DATASET RECORDS:

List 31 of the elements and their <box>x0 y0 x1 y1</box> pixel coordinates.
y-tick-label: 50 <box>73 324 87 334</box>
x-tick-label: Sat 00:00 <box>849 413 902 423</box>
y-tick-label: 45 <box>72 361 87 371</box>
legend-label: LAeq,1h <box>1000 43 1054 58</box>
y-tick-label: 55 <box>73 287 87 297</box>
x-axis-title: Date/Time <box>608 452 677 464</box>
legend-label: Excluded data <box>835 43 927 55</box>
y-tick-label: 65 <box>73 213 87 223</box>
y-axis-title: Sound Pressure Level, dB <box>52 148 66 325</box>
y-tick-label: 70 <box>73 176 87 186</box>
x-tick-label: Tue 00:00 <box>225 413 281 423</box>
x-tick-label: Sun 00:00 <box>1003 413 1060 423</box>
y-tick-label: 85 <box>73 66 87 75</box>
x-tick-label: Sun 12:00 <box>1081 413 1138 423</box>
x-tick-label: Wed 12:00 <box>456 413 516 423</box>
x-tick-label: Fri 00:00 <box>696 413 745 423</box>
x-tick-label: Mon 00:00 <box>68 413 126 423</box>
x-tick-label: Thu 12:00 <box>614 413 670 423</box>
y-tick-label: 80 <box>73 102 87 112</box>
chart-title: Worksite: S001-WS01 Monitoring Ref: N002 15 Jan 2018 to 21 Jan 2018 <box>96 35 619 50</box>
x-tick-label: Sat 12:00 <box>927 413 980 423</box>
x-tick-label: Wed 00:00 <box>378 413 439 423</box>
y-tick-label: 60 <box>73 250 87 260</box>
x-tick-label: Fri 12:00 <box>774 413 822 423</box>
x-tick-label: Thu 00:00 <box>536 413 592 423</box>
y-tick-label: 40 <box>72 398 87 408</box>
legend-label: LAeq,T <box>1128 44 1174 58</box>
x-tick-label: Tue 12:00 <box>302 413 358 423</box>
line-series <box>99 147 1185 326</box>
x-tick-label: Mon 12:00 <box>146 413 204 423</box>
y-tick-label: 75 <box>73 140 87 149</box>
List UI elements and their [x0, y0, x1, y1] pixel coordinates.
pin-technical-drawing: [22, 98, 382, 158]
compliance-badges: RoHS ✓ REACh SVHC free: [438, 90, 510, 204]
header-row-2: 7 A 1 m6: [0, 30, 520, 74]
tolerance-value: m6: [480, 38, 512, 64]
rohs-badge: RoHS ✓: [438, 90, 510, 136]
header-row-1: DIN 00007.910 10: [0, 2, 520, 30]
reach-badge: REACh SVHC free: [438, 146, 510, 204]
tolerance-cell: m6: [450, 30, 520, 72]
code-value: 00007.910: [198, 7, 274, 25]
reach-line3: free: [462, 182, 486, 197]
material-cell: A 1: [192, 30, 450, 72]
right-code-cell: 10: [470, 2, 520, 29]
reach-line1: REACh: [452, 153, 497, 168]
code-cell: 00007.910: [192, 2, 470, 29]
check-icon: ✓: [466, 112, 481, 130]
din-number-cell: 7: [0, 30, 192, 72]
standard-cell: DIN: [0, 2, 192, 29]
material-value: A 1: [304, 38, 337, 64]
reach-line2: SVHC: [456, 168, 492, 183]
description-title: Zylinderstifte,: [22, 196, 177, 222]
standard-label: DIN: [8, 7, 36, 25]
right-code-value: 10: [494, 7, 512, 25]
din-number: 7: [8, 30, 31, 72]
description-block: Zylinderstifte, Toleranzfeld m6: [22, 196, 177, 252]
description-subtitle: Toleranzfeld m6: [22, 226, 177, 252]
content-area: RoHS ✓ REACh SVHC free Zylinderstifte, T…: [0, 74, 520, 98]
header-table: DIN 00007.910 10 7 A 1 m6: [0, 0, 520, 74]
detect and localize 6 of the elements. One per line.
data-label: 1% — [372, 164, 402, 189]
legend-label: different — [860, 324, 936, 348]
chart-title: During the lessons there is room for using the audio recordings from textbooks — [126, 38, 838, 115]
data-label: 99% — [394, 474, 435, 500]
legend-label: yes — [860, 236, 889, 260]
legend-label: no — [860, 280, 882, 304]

WORK INSTRUCTIONS:
Change every "legend-label" in all the material above to "legend-entry", and leave everything else as it is.

REPLY TO THE TASK:
List 31 of the elements and their <box>x0 y0 x1 y1</box> pixel coordinates.
y-tick-label: 50 <box>73 324 87 334</box>
x-tick-label: Sat 00:00 <box>849 413 902 423</box>
y-tick-label: 45 <box>72 361 87 371</box>
legend-entry: LAeq,1h <box>1000 43 1054 58</box>
y-tick-label: 55 <box>73 287 87 297</box>
x-axis-title: Date/Time <box>608 452 677 464</box>
legend-entry: Excluded data <box>835 43 927 55</box>
y-tick-label: 65 <box>73 213 87 223</box>
y-axis-title: Sound Pressure Level, dB <box>52 148 66 325</box>
y-tick-label: 70 <box>73 176 87 186</box>
x-tick-label: Tue 00:00 <box>225 413 281 423</box>
x-tick-label: Sun 00:00 <box>1003 413 1060 423</box>
y-tick-label: 85 <box>73 66 87 75</box>
x-tick-label: Sun 12:00 <box>1081 413 1138 423</box>
x-tick-label: Wed 12:00 <box>456 413 516 423</box>
x-tick-label: Fri 00:00 <box>696 413 745 423</box>
x-tick-label: Mon 00:00 <box>68 413 126 423</box>
x-tick-label: Thu 12:00 <box>614 413 670 423</box>
y-tick-label: 80 <box>73 102 87 112</box>
chart-title: Worksite: S001-WS01 Monitoring Ref: N002 15 Jan 2018 to 21 Jan 2018 <box>96 35 619 50</box>
x-tick-label: Sat 12:00 <box>927 413 980 423</box>
x-tick-label: Wed 00:00 <box>378 413 439 423</box>
y-tick-label: 60 <box>73 250 87 260</box>
x-tick-label: Fri 12:00 <box>774 413 822 423</box>
x-tick-label: Thu 00:00 <box>536 413 592 423</box>
y-tick-label: 40 <box>72 398 87 408</box>
legend-entry: LAeq,T <box>1128 44 1174 58</box>
x-tick-label: Tue 12:00 <box>302 413 358 423</box>
line-series <box>99 147 1185 326</box>
x-tick-label: Mon 12:00 <box>146 413 204 423</box>
y-tick-label: 75 <box>73 140 87 149</box>
List UI elements and their [x0, y0, x1, y1] pixel coordinates.
pin-technical-drawing: [22, 98, 382, 158]
compliance-badges: RoHS ✓ REACh SVHC free: [438, 90, 510, 204]
header-row-2: 7 A 1 m6: [0, 30, 520, 74]
tolerance-value: m6: [480, 38, 512, 64]
rohs-badge: RoHS ✓: [438, 90, 510, 136]
header-row-1: DIN 00007.910 10: [0, 2, 520, 30]
reach-badge: REACh SVHC free: [438, 146, 510, 204]
tolerance-cell: m6: [450, 30, 520, 72]
code-value: 00007.910: [198, 7, 274, 25]
reach-line3: free: [462, 182, 486, 197]
material-cell: A 1: [192, 30, 450, 72]
right-code-cell: 10: [470, 2, 520, 29]
reach-line1: REACh: [452, 153, 497, 168]
code-cell: 00007.910: [192, 2, 470, 29]
check-icon: ✓: [466, 112, 481, 130]
din-number-cell: 7: [0, 30, 192, 72]
standard-cell: DIN: [0, 2, 192, 29]
material-value: A 1: [304, 38, 337, 64]
reach-line2: SVHC: [456, 168, 492, 183]
description-title: Zylinderstifte,: [22, 196, 177, 222]
standard-label: DIN: [8, 7, 36, 25]
right-code-value: 10: [494, 7, 512, 25]
din-number: 7: [8, 30, 31, 72]
description-block: Zylinderstifte, Toleranzfeld m6: [22, 196, 177, 252]
description-subtitle: Toleranzfeld m6: [22, 226, 177, 252]
content-area: RoHS ✓ REACh SVHC free Zylinderstifte, T…: [0, 74, 520, 98]
header-table: DIN 00007.910 10 7 A 1 m6: [0, 0, 520, 74]
detect and localize 6 of the elements. One per line.
data-label: 1% — [372, 164, 402, 189]
legend-entry: different — [860, 324, 936, 348]
chart-title: During the lessons there is room for using the audio recordings from textbooks — [126, 38, 838, 115]
data-label: 99% — [394, 474, 435, 500]
legend-entry: yes — [860, 236, 889, 260]
legend-entry: no — [860, 280, 882, 304]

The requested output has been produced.